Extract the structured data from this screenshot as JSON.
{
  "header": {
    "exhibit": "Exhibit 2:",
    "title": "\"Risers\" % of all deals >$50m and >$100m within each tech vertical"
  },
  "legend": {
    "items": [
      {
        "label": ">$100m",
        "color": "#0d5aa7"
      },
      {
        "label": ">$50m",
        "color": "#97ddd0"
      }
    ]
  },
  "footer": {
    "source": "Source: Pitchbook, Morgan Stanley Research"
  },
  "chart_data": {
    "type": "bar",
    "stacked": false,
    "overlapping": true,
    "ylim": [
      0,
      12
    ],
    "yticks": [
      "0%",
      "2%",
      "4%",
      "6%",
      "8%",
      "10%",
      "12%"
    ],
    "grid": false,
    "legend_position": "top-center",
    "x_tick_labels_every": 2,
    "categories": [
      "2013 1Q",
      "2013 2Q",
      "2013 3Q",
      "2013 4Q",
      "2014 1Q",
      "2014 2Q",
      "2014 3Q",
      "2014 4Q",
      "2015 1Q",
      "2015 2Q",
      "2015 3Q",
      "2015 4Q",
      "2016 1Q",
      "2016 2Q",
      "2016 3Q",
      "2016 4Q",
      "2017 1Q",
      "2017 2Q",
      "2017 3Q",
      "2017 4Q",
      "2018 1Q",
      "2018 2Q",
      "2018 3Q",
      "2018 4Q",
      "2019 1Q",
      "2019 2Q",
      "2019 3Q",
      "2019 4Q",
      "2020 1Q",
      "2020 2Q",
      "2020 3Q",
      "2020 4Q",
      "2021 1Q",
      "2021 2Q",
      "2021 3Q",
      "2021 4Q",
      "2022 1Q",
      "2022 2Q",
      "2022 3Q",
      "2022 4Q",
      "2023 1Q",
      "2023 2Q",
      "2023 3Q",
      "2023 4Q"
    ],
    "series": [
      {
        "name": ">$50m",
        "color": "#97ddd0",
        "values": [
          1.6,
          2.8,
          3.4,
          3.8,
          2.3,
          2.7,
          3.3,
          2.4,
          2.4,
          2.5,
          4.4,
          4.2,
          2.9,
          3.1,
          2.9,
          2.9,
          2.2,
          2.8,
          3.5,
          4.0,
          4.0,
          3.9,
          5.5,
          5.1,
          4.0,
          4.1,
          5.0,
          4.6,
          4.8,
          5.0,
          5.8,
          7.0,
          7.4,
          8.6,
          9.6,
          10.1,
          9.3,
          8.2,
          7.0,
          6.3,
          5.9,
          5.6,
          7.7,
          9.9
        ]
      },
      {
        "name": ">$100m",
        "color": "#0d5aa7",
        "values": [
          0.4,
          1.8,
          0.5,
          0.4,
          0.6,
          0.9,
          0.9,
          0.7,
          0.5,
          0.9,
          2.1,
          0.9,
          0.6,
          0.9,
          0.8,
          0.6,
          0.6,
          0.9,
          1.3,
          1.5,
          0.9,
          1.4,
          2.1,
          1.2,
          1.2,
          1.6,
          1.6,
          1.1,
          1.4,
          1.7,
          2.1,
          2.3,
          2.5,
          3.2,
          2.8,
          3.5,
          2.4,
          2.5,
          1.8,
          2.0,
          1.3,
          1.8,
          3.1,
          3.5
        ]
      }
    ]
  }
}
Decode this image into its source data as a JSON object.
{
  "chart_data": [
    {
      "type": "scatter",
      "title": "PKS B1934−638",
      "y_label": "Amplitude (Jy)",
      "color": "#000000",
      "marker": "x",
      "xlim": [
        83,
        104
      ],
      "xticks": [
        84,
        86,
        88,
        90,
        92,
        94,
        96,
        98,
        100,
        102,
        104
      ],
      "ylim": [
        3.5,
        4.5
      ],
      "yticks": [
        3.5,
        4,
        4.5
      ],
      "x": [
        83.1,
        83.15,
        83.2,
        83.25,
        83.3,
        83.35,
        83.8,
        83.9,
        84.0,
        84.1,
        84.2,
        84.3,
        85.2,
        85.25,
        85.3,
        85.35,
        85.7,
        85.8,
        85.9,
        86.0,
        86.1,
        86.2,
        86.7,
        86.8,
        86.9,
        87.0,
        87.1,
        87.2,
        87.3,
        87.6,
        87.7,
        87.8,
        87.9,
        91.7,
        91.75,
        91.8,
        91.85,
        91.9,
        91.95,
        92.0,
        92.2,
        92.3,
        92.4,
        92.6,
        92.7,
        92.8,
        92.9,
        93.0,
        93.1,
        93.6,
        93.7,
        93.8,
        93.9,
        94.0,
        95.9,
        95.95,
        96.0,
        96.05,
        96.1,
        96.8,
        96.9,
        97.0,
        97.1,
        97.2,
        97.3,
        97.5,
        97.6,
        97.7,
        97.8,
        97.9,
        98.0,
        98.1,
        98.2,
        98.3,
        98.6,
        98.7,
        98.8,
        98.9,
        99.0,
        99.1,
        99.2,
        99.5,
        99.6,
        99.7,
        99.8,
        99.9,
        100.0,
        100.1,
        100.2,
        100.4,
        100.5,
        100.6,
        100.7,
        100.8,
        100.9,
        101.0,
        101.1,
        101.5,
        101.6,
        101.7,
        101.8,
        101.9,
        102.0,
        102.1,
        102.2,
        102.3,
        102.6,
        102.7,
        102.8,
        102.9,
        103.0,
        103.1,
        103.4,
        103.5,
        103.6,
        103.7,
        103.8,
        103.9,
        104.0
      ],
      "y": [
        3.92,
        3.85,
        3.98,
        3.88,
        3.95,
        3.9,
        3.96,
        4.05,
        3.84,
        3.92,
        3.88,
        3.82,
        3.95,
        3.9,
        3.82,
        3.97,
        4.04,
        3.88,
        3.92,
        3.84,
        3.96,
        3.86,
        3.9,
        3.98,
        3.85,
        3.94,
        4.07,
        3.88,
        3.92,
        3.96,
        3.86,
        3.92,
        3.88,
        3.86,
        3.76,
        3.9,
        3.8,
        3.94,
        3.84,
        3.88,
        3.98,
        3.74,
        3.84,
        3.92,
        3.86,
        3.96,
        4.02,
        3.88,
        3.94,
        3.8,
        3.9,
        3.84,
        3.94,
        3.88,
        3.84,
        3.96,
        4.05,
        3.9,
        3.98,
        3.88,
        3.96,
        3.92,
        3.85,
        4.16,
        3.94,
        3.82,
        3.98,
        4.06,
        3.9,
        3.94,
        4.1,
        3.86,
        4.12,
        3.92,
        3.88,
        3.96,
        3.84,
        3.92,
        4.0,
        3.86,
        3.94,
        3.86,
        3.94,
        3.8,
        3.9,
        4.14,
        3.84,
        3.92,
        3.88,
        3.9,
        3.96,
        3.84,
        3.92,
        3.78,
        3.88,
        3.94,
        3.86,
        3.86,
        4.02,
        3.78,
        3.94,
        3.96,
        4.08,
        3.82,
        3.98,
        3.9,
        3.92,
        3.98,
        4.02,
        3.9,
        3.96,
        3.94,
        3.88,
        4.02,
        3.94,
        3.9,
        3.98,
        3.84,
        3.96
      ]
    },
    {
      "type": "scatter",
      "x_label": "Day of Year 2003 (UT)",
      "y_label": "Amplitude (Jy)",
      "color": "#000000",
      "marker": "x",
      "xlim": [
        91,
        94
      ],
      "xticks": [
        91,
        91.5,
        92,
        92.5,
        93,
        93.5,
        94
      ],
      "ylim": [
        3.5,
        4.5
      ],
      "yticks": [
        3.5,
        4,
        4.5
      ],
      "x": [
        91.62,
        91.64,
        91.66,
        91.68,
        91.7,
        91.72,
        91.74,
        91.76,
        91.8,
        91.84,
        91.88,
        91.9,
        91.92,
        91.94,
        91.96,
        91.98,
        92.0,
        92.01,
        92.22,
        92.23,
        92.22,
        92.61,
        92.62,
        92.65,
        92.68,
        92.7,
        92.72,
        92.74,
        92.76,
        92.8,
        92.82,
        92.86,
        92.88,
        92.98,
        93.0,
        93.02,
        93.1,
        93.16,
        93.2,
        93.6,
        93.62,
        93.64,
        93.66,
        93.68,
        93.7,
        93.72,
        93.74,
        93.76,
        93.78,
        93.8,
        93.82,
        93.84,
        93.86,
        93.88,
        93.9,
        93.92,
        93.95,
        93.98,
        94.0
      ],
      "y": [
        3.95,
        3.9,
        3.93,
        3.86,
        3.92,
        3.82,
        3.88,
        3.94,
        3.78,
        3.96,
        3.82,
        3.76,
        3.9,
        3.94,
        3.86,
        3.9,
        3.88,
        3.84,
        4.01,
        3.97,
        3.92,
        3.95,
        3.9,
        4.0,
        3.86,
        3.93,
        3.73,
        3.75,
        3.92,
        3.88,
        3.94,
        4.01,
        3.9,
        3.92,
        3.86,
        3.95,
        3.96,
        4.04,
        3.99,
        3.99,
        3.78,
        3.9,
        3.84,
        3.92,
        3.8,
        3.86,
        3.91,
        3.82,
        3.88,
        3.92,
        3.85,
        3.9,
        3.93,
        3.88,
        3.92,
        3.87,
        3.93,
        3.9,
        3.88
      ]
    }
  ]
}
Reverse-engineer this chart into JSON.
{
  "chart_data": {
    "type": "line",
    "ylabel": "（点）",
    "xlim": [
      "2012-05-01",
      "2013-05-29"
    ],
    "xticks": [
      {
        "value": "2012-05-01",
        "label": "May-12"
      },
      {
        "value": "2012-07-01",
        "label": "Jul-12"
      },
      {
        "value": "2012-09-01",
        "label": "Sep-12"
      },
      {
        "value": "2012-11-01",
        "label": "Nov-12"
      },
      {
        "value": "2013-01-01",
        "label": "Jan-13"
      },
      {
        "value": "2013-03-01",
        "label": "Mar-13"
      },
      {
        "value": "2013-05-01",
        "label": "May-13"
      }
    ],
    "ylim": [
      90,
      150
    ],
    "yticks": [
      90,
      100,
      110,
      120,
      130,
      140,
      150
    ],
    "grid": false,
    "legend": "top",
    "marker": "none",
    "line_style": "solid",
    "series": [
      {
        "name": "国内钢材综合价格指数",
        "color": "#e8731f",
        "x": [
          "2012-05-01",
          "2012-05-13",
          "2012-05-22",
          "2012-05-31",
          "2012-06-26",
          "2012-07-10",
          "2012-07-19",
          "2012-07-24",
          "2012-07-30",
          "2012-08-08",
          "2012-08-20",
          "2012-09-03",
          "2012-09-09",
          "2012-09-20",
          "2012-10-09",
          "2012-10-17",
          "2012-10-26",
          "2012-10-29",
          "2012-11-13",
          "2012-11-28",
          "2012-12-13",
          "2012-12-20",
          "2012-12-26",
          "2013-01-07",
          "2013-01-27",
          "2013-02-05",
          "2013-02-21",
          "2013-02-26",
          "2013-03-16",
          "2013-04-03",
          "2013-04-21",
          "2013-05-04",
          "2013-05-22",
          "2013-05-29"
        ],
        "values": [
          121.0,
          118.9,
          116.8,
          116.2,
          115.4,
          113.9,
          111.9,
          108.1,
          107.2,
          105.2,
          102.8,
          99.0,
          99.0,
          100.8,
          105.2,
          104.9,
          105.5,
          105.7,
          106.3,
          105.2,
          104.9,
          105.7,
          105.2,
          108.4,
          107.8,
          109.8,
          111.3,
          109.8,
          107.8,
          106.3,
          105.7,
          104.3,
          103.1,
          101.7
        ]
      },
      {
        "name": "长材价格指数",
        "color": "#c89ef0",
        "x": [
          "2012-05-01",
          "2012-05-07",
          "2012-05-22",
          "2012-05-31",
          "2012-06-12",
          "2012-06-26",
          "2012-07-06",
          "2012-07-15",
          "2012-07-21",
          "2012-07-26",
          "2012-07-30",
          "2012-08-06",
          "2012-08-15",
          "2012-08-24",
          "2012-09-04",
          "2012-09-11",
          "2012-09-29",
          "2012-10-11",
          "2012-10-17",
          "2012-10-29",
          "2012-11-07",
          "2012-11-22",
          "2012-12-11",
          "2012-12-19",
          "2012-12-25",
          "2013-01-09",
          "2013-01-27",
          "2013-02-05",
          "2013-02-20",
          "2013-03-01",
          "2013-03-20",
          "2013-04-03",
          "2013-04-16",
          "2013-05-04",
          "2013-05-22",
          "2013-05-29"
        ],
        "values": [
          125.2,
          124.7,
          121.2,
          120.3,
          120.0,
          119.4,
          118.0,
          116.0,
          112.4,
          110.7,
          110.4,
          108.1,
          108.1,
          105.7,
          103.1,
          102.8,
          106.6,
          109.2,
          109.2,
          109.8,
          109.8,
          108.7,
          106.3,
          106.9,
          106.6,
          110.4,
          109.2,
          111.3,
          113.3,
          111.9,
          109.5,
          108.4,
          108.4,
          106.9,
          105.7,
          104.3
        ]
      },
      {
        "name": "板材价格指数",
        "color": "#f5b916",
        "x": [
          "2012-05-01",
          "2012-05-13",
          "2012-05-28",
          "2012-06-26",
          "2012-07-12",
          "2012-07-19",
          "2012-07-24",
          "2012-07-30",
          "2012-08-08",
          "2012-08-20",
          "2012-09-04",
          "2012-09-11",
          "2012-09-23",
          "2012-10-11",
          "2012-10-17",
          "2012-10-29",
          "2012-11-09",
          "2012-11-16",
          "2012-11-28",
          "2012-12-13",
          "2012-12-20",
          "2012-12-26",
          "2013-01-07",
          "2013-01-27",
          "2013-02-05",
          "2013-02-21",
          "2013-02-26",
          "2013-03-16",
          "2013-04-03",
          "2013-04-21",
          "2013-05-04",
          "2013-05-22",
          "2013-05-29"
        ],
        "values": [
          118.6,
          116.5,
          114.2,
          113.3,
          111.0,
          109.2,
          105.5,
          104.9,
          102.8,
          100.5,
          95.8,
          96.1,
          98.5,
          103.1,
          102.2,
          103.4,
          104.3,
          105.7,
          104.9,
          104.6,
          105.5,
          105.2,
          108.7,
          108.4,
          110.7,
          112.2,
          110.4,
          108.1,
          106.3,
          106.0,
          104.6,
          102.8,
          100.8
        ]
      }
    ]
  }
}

-=-=-

**Directions**.
From the data above, copy out every line with the string "name" in it.

**Expected answer**.
        "name": ">$50m",
        "name": ">$100m",
        "name": "国内钢材综合价格指数",
        "name": "长材价格指数",
        "name": "板材价格指数",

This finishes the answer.